### REQUEST
Copy out each line that includes the word "Ordinance".

________________________________________

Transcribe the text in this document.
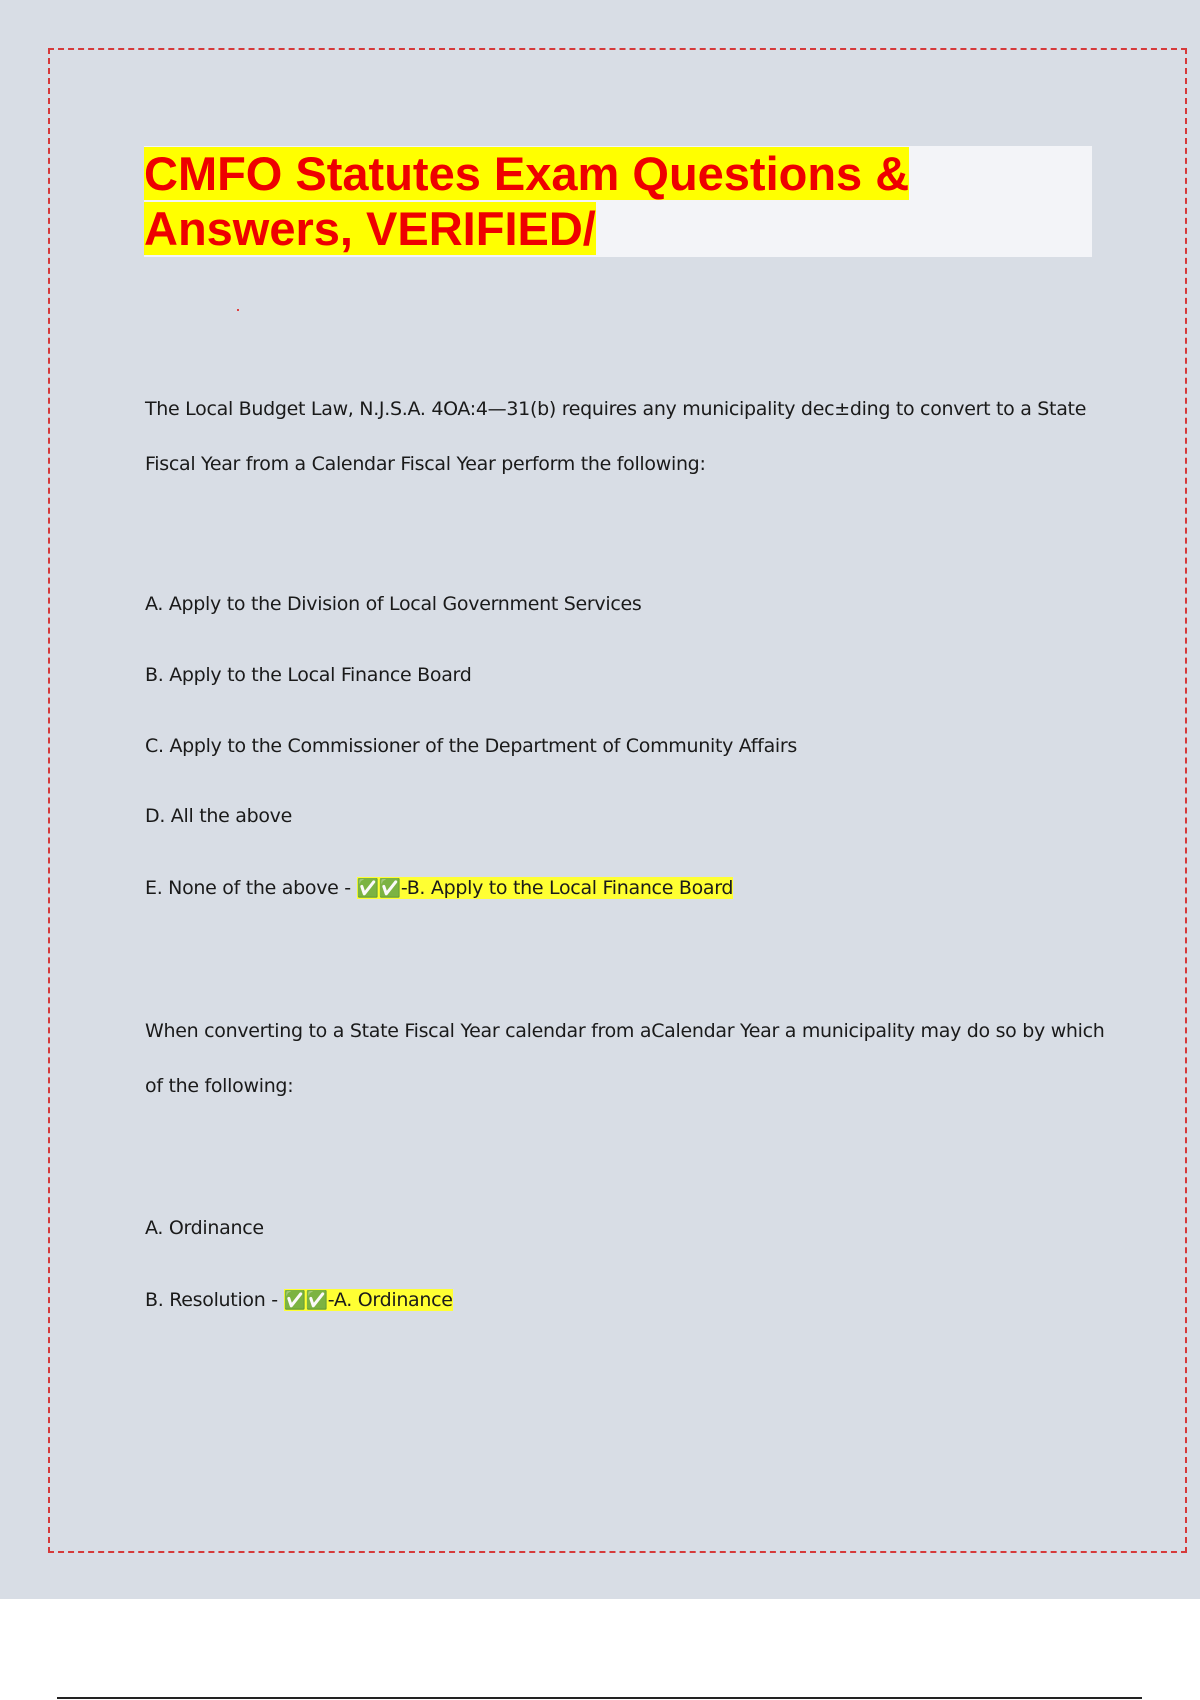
CMFO Statutes Exam Questions &
Answers, VERIFIED/

The Local Budget Law, N.J.S.A. 4OA:4—31(b) requires any municipality dec±ding to convert to a State

Fiscal Year from a Calendar Fiscal Year perform the following:

A. Apply to the Division of Local Government Services

B. Apply to the Local Finance Board

C. Apply to the Commissioner of the Department of Community Affairs

D. All the above

E. None of the above - ✅✅-B. Apply to the Local Finance Board

When converting to a State Fiscal Year calendar from aCalendar Year a municipality may do so by which

of the following:

A. Ordinance

B. Resolution - ✅✅-A. Ordinance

________________________________________

### SOLUTION FOR THIS EXERCISE
A. Ordinance
B. Resolution - ✅✅-A. Ordinance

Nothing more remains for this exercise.